Find every line containing the word "watermark" in the records below; report only how many there are.
***** Information given
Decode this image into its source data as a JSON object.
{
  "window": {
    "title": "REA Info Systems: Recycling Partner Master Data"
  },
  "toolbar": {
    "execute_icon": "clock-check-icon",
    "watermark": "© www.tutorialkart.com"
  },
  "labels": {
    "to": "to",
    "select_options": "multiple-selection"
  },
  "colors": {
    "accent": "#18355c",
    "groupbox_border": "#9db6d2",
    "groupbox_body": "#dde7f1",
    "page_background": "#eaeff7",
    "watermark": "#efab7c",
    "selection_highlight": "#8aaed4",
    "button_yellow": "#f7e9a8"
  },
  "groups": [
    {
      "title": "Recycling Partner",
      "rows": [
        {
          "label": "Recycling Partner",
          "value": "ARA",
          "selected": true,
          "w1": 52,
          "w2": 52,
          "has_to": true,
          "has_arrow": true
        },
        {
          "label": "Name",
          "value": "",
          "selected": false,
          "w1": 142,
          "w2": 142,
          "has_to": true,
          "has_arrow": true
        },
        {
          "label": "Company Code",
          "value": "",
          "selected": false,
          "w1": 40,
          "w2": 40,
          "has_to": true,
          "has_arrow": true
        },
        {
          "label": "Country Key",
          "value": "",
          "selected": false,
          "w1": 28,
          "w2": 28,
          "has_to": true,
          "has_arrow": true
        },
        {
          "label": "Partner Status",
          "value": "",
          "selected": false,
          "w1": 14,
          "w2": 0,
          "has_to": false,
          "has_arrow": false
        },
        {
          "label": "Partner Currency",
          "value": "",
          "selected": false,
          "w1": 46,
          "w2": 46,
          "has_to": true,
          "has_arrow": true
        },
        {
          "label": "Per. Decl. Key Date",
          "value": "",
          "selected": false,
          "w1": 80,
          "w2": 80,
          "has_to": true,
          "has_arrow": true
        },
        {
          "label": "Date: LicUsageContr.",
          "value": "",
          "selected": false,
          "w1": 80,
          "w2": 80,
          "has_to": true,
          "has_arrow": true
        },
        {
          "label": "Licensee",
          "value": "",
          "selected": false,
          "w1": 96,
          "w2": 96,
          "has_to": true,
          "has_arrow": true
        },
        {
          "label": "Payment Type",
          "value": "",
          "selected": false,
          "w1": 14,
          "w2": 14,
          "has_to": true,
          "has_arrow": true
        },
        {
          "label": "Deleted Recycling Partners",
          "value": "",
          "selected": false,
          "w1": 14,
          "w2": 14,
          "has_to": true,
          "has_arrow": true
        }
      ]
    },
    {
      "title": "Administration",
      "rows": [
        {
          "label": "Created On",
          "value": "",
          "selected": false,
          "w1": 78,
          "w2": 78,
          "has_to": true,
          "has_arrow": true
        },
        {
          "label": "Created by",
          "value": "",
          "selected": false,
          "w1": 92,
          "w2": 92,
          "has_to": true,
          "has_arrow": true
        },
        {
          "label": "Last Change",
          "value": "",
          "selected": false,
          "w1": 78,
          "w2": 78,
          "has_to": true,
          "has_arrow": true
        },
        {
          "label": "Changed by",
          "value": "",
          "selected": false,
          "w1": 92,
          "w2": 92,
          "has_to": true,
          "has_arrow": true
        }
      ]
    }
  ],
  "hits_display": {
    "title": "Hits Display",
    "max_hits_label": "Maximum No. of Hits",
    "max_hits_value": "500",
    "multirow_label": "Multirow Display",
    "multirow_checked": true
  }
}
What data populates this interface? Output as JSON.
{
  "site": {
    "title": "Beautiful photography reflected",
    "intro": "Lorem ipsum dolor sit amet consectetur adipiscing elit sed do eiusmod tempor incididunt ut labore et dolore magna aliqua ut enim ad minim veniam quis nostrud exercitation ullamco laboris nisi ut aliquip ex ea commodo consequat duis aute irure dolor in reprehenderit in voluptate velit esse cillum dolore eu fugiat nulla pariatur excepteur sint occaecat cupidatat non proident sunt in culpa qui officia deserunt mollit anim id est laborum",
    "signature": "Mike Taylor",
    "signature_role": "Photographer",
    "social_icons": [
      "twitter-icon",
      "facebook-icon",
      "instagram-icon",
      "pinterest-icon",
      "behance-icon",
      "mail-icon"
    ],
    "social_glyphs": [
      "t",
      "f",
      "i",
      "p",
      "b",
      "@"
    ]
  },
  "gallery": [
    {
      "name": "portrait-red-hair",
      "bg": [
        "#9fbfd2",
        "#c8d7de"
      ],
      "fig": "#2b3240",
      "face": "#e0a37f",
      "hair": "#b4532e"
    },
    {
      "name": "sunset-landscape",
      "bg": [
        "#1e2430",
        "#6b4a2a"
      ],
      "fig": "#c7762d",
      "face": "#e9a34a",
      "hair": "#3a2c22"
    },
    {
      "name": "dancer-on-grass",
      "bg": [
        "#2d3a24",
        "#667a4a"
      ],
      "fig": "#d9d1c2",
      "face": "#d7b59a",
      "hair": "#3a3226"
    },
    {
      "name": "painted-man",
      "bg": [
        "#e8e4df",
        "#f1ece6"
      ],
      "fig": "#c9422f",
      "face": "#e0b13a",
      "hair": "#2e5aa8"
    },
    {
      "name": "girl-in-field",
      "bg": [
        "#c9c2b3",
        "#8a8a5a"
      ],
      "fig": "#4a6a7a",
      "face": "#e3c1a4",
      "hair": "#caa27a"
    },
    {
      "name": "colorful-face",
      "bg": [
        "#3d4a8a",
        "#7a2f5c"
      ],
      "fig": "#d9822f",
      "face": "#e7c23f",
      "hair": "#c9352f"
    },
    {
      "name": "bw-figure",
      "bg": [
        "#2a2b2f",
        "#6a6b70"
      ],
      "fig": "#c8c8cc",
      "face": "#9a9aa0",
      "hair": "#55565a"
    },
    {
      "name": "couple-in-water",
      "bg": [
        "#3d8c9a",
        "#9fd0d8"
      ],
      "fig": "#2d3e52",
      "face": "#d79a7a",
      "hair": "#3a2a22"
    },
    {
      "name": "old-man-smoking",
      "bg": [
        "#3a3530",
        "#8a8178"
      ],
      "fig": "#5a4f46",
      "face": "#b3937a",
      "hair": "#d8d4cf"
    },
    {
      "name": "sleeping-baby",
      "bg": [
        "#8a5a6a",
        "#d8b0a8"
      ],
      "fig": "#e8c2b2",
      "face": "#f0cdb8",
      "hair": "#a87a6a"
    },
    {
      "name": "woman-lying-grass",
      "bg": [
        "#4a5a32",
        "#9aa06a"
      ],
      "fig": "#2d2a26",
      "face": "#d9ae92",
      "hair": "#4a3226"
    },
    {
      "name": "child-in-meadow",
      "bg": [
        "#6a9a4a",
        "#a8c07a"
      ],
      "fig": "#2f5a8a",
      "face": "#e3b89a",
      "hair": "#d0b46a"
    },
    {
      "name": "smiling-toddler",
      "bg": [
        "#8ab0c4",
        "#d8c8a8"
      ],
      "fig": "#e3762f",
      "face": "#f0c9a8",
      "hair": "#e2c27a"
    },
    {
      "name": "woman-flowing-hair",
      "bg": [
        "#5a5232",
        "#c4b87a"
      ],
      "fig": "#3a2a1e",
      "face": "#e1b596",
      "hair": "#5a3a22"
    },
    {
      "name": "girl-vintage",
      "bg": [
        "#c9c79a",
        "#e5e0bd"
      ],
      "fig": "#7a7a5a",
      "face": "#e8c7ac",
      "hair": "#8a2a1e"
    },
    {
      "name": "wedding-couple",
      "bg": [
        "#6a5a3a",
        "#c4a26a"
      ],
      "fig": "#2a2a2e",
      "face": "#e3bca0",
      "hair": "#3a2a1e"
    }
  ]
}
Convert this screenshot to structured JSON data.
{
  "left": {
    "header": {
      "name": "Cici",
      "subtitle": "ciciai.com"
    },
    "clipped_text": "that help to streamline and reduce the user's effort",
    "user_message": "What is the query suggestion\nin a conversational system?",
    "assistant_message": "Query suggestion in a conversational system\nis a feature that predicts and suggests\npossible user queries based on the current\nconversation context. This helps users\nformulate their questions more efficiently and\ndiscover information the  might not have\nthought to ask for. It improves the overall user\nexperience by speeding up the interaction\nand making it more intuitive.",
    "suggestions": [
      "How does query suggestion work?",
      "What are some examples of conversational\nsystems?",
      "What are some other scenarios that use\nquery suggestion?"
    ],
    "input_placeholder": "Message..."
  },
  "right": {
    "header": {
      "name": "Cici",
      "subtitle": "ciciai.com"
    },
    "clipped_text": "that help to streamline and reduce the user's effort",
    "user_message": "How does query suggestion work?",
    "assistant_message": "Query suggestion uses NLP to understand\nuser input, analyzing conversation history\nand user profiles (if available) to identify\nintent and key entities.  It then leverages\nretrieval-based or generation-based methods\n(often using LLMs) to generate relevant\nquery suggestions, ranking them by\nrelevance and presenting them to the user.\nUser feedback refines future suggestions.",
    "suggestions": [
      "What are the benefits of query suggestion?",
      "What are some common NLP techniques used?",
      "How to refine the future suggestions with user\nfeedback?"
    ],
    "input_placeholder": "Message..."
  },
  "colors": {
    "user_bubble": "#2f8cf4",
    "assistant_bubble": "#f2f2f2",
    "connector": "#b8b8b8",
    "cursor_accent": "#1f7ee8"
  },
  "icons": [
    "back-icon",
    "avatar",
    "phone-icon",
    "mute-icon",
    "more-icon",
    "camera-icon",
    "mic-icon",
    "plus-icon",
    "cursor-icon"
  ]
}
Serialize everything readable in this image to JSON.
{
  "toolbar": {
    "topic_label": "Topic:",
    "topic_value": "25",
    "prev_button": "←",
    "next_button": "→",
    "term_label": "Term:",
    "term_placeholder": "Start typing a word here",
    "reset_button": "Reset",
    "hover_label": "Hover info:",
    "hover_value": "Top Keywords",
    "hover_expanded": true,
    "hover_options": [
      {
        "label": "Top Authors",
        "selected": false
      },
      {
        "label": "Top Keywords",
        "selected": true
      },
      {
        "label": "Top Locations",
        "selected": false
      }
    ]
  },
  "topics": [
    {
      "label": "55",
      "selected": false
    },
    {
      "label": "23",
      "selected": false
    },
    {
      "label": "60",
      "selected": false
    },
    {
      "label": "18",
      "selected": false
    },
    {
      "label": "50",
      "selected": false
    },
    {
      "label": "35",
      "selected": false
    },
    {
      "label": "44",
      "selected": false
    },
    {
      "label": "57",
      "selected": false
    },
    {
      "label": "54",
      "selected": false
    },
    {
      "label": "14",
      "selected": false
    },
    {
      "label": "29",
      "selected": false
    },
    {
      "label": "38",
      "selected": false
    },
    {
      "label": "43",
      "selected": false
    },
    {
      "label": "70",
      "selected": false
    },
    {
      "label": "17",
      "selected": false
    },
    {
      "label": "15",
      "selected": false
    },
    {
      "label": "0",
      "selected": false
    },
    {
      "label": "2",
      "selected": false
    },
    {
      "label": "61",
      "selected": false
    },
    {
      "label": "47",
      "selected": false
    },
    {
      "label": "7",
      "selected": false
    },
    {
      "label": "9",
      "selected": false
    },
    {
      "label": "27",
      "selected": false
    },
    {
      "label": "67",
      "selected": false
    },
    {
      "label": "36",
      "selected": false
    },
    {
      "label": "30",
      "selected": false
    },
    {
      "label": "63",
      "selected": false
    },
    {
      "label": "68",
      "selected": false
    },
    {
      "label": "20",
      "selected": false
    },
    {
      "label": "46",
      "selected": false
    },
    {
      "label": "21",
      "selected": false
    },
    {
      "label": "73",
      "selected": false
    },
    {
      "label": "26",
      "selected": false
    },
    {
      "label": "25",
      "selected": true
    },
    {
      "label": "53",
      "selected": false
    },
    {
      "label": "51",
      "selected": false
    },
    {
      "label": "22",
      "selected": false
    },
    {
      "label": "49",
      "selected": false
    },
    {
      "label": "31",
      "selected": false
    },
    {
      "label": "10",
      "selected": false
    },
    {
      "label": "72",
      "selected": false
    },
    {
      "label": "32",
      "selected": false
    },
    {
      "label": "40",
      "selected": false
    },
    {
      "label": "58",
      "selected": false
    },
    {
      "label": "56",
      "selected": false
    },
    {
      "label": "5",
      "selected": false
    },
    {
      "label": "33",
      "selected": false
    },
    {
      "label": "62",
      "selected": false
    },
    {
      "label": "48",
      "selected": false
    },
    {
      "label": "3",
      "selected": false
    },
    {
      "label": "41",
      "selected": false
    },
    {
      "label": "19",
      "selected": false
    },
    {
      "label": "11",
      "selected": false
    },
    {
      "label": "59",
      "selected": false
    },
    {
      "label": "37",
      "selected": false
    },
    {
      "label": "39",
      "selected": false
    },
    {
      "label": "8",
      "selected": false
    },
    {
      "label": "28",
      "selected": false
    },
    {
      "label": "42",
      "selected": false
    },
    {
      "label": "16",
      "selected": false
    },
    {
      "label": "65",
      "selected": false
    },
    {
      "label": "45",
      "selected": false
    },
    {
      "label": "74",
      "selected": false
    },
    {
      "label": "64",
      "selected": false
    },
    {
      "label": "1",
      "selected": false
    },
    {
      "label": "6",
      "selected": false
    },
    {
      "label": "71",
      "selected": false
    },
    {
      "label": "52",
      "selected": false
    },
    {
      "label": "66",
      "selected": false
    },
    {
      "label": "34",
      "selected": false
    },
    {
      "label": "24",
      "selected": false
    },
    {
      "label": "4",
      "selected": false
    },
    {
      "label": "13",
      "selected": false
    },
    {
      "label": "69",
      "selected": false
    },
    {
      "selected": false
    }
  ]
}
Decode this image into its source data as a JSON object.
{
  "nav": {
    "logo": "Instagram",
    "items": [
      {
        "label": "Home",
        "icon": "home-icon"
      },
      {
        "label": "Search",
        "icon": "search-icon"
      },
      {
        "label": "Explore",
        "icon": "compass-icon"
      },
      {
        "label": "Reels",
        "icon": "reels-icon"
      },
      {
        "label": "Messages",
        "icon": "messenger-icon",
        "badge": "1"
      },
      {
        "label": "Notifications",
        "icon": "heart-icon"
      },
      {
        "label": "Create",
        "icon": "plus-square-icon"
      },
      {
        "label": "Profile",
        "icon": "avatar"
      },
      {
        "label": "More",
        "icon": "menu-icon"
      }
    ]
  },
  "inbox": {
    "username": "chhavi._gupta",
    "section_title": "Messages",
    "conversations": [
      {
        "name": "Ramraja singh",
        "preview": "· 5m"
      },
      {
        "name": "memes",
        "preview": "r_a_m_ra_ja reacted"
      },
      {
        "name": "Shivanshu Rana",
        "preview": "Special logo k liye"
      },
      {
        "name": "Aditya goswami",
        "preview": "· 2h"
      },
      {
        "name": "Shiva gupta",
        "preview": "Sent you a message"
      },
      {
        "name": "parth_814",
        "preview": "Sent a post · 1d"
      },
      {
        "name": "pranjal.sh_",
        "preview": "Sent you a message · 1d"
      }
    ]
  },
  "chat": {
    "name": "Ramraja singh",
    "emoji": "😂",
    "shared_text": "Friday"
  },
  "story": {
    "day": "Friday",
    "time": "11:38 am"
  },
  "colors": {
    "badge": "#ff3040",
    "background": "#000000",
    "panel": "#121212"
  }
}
**********
Response for this exercise.
2